EXERCISE REQUIREMENTS => Pull out every line with the word "részszakképesítés".

>>>

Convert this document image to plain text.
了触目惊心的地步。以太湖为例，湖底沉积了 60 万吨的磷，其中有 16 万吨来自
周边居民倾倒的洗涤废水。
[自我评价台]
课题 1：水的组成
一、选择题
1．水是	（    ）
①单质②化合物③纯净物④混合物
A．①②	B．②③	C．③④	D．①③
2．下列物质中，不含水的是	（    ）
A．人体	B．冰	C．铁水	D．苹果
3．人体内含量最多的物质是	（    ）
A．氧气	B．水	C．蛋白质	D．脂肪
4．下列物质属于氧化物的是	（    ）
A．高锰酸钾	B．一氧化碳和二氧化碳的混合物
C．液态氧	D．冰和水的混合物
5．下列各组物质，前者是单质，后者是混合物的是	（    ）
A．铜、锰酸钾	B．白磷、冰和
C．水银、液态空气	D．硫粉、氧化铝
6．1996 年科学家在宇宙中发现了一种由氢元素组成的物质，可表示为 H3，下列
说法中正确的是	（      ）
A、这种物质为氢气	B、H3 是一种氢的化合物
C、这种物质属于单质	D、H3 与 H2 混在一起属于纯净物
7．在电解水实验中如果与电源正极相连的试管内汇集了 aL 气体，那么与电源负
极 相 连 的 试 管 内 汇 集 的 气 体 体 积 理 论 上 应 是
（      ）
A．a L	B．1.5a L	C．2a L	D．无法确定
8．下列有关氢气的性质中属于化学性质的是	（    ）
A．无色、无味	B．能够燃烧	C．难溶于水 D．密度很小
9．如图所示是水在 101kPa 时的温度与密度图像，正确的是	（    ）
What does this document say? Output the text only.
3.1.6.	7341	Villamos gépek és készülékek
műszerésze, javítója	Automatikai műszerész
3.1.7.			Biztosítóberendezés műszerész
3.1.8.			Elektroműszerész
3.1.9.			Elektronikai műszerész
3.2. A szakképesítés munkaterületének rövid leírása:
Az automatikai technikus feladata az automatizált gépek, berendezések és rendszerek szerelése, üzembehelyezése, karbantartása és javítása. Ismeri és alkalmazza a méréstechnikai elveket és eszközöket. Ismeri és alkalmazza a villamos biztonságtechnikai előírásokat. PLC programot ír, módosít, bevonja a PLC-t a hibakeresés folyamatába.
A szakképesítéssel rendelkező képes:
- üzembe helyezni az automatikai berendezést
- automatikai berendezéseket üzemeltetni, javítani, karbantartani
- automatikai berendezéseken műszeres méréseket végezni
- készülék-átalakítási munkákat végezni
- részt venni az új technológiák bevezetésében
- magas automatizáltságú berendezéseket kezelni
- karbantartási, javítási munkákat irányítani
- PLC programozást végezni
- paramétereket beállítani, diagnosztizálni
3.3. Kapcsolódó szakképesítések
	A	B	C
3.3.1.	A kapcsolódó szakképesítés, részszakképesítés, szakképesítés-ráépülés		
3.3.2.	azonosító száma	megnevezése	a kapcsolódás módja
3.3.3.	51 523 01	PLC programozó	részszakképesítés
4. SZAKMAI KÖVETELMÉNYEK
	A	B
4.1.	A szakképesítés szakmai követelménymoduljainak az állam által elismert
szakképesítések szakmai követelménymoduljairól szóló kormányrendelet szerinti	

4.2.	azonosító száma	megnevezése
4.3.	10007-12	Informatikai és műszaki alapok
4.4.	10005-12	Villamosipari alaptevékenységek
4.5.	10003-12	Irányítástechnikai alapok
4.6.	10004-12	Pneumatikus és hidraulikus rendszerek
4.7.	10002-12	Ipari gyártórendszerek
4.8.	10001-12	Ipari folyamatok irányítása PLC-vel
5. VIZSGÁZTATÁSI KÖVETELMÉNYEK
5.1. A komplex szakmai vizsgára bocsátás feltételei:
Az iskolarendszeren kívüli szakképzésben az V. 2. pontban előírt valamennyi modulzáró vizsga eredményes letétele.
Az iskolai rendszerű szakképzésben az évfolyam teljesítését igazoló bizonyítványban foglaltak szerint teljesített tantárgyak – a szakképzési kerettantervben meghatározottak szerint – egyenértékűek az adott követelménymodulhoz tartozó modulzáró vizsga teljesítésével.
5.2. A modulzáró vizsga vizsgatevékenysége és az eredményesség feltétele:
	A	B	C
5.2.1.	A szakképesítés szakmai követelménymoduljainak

<<<

REPLY =>
3.3.1.	A kapcsolódó szakképesítés, részszakképesítés, szakképesítés-ráépülés		
3.3.3.	51 523 01	PLC programozó	részszakképesítés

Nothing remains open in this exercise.